Problem to solve — Rewrite the lines from the first one through the line with "- candle: [469, 348, 482, 363]", swapping "price-label" for "y-axis-label" and keeping everything else the same. Return only those lines.

Record list —
— START —
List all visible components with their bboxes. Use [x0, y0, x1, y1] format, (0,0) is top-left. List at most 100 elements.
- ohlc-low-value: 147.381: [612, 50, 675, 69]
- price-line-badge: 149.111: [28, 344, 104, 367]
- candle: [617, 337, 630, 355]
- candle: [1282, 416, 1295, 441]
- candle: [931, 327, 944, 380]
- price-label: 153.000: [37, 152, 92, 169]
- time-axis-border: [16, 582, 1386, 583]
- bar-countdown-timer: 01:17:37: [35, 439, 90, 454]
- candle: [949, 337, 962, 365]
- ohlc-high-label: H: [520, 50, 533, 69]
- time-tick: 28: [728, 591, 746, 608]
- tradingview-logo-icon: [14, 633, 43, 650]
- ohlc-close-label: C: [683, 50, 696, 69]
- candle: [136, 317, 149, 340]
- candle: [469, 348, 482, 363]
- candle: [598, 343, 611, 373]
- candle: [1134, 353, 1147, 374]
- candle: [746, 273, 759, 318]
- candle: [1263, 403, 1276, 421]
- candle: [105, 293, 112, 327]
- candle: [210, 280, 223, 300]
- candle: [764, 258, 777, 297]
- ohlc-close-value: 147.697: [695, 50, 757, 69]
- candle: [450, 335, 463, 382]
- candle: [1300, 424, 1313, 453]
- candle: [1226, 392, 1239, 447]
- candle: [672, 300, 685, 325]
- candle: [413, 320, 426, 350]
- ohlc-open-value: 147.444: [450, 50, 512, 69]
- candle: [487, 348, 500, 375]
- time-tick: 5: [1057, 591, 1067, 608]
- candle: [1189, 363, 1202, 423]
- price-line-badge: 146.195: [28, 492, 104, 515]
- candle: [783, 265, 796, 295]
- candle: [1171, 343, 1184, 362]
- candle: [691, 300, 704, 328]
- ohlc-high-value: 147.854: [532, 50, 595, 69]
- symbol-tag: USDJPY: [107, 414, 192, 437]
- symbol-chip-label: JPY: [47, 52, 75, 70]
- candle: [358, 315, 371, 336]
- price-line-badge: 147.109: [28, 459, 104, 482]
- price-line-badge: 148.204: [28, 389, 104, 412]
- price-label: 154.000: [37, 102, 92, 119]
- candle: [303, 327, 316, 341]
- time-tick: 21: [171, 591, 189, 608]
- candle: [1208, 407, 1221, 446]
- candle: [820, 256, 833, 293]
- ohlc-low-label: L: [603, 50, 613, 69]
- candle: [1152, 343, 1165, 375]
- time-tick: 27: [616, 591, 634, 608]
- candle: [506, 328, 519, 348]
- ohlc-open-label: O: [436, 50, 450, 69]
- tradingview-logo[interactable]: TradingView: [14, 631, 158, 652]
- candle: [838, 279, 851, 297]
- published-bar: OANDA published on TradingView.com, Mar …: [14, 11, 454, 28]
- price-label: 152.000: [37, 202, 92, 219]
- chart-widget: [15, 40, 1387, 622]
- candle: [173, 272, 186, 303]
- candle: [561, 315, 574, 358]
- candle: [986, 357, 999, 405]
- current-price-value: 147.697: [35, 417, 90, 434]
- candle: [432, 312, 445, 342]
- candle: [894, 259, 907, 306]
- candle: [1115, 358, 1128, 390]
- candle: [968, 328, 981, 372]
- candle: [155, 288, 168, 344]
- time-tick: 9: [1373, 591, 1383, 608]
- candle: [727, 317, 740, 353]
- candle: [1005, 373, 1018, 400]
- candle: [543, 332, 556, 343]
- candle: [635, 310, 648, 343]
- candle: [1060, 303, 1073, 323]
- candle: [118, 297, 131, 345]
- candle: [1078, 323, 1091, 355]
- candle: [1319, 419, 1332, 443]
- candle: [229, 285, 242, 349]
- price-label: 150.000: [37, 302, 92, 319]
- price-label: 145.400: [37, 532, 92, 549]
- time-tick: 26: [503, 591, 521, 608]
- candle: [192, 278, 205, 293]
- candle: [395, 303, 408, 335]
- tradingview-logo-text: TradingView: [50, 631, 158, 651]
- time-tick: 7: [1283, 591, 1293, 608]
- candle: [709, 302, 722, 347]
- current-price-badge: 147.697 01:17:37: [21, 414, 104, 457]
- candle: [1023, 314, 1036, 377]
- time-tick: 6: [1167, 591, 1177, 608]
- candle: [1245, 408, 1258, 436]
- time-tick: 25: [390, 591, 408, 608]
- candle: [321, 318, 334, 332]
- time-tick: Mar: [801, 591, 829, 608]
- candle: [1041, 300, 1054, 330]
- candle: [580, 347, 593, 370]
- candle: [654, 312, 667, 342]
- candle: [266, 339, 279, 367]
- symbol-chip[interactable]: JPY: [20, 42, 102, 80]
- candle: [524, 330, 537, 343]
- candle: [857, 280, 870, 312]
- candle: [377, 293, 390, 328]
— END —
Result for this task —
List all visible components with their bboxes. Use [x0, y0, x1, y1] format, (0,0) is top-left. List at most 100 elements.
- ohlc-low-value: 147.381: [612, 50, 675, 69]
- price-line-badge: 149.111: [28, 344, 104, 367]
- candle: [617, 337, 630, 355]
- candle: [1282, 416, 1295, 441]
- candle: [931, 327, 944, 380]
- y-axis-label: 153.000: [37, 152, 92, 169]
- time-axis-border: [16, 582, 1386, 583]
- bar-countdown-timer: 01:17:37: [35, 439, 90, 454]
- candle: [949, 337, 962, 365]
- ohlc-high-label: H: [520, 50, 533, 69]
- time-tick: 28: [728, 591, 746, 608]
- tradingview-logo-icon: [14, 633, 43, 650]
- ohlc-close-label: C: [683, 50, 696, 69]
- candle: [136, 317, 149, 340]
- candle: [469, 348, 482, 363]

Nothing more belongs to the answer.